__Information shown__
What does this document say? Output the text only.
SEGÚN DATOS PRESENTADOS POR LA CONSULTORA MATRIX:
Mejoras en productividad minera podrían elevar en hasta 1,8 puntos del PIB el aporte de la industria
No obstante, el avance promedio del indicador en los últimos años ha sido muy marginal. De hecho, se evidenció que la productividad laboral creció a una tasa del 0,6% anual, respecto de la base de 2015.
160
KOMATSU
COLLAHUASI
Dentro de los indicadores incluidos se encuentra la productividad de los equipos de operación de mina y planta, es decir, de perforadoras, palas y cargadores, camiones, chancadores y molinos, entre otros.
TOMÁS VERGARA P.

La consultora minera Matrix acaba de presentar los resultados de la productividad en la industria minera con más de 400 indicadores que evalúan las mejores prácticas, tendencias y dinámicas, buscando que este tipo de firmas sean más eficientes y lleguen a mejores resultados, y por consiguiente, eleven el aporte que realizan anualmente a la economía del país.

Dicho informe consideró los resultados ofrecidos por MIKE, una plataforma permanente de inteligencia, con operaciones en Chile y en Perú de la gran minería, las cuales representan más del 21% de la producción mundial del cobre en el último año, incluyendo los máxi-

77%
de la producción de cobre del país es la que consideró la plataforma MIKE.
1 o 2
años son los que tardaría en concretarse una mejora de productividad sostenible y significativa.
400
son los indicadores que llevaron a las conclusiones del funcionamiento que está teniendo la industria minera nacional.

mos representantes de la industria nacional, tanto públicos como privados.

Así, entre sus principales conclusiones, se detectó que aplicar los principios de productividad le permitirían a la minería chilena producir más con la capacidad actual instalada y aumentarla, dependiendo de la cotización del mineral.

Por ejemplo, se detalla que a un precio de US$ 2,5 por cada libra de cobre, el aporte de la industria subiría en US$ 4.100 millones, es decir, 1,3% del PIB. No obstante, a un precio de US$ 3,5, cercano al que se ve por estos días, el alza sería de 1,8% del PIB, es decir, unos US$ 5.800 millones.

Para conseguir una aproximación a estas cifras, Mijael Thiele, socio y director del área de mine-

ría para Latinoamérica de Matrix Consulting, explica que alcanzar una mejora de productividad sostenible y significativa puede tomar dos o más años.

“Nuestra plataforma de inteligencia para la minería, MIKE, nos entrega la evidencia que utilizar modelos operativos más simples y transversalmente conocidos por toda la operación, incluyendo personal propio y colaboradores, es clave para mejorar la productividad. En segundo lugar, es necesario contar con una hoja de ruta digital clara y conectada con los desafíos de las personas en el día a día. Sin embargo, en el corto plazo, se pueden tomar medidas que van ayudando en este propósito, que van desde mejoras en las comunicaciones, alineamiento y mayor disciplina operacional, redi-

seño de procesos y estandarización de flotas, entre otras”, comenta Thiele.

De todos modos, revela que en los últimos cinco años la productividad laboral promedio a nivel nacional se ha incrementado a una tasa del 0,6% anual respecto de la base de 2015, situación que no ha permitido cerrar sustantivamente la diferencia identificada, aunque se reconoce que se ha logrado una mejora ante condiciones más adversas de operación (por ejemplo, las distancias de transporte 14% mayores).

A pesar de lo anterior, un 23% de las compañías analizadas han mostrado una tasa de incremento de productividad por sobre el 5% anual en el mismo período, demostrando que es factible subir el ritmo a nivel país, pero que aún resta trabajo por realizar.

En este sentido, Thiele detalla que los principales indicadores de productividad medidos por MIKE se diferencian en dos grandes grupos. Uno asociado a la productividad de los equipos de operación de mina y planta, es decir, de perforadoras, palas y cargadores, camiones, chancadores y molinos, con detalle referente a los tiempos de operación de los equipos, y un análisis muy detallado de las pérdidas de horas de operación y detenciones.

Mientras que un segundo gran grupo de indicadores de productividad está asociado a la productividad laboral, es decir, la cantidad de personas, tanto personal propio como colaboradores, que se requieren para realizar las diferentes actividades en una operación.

__Work to do__
Count every line in the entries above where the word "sostenible" appears; respond with the number alone.

__Output for this task__
2